_Try it_
Write only the number of lines in the data that contain the word "What".

_Page content transcription data_
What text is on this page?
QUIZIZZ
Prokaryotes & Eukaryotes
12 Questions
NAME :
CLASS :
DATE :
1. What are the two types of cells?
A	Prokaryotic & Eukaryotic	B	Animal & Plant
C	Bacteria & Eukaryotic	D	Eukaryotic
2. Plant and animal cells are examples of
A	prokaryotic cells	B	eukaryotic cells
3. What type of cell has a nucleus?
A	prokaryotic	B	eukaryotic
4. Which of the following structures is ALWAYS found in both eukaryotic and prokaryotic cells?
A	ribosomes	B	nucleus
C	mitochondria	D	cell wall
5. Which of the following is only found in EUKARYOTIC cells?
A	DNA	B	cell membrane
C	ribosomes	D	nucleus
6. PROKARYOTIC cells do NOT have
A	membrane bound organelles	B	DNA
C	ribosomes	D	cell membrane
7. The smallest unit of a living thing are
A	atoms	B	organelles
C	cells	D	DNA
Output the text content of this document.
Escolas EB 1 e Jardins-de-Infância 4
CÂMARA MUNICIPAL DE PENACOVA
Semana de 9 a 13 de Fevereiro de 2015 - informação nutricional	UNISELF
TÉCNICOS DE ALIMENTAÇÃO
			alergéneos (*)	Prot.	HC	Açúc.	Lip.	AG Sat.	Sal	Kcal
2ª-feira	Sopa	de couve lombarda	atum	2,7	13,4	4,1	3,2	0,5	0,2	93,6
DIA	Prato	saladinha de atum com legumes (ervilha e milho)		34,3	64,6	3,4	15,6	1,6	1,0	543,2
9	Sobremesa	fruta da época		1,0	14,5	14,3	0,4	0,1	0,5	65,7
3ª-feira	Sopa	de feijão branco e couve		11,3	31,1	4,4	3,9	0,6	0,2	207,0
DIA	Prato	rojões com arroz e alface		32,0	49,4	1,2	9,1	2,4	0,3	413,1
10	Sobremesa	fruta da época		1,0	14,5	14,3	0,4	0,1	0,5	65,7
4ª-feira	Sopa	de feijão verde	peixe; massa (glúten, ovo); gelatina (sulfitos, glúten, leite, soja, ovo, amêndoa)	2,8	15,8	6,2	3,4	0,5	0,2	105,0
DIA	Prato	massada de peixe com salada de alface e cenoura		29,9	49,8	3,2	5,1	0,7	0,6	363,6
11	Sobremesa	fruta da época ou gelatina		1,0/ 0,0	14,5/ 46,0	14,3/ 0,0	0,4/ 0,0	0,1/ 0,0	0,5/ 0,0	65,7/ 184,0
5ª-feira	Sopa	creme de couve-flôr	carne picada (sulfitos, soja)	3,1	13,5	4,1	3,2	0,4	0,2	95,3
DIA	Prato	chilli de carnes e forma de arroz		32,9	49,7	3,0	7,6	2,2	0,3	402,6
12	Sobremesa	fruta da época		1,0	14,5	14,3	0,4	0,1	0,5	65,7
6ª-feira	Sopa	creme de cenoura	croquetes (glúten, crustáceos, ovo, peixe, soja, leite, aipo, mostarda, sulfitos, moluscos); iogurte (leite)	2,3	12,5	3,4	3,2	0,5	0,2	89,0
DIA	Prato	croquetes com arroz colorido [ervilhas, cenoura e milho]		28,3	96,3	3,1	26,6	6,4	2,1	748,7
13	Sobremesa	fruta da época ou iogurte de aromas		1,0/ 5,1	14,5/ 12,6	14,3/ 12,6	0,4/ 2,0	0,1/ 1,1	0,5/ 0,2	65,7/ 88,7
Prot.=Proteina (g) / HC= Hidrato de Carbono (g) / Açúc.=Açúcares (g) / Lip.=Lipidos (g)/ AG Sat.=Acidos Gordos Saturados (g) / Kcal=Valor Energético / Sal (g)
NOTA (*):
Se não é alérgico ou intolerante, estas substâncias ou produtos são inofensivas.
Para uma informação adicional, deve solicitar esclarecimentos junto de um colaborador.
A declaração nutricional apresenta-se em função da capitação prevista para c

_Answer to this task_
3